Without the images, print all the entries below exactly as given.

_ _ _ _ _ _ _

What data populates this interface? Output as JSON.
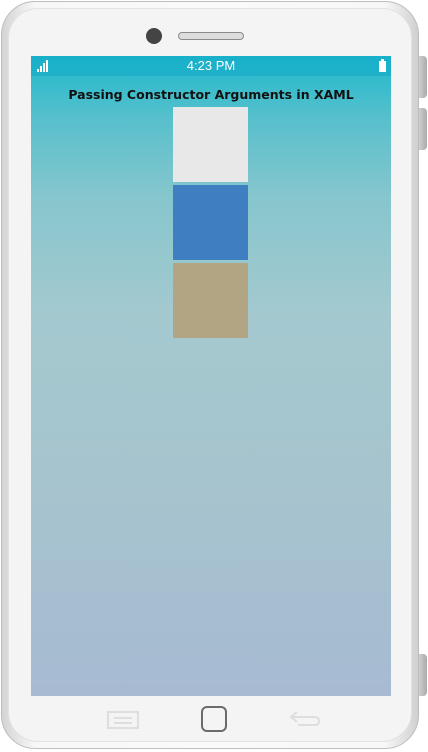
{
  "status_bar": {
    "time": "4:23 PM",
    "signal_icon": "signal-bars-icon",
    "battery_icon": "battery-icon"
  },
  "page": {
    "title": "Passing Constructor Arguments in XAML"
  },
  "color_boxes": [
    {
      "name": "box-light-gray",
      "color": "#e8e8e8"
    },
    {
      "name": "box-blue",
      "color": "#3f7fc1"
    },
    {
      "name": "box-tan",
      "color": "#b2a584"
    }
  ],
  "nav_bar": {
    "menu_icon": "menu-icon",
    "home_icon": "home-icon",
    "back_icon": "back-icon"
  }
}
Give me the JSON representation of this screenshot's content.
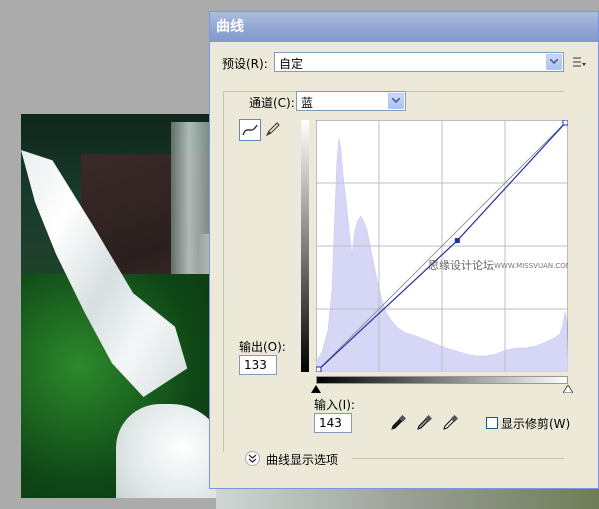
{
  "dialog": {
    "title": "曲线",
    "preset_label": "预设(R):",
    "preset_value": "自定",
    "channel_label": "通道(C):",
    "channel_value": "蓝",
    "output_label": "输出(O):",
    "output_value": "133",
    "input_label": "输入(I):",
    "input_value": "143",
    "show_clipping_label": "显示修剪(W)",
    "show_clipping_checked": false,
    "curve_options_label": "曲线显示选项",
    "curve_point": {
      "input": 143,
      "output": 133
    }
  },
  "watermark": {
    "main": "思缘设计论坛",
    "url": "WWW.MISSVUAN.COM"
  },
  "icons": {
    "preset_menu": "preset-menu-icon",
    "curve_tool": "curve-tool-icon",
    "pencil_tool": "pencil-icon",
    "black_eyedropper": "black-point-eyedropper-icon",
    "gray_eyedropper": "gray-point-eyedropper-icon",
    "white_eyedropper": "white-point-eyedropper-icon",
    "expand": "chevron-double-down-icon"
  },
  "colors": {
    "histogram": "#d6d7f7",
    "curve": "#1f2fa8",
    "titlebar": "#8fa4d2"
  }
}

_ _ _ _ _ _ _

▸ Exercise response
What data populates this interface? Output as JSON.
{
  "status_bar": {
    "time": "4:23 PM",
    "signal_icon": "signal-bars-icon",
    "battery_icon": "battery-icon"
  },
  "page": {
    "title": "Passing Constructor Arguments in XAML"
  },
  "color_boxes": [
    {
      "name": "box-light-gray",
      "color": "#e8e8e8"
    },
    {
      "name": "box-blue",
      "color": "#3f7fc1"
    },
    {
      "name": "box-tan",
      "color": "#b2a584"
    }
  ],
  "nav_bar": {
    "menu_icon": "menu-icon",
    "home_icon": "home-icon",
    "back_icon": "back-icon"
  }
}
Give me the JSON representation of this screenshot's content.
{
  "dialog": {
    "title": "曲线",
    "preset_label": "预设(R):",
    "preset_value": "自定",
    "channel_label": "通道(C):",
    "channel_value": "蓝",
    "output_label": "输出(O):",
    "output_value": "133",
    "input_label": "输入(I):",
    "input_value": "143",
    "show_clipping_label": "显示修剪(W)",
    "show_clipping_checked": false,
    "curve_options_label": "曲线显示选项",
    "curve_point": {
      "input": 143,
      "output": 133
    }
  },
  "watermark": {
    "main": "思缘设计论坛",
    "url": "WWW.MISSVUAN.COM"
  },
  "icons": {
    "preset_menu": "preset-menu-icon",
    "curve_tool": "curve-tool-icon",
    "pencil_tool": "pencil-icon",
    "black_eyedropper": "black-point-eyedropper-icon",
    "gray_eyedropper": "gray-point-eyedropper-icon",
    "white_eyedropper": "white-point-eyedropper-icon",
    "expand": "chevron-double-down-icon"
  },
  "colors": {
    "histogram": "#d6d7f7",
    "curve": "#1f2fa8",
    "titlebar": "#8fa4d2"
  }
}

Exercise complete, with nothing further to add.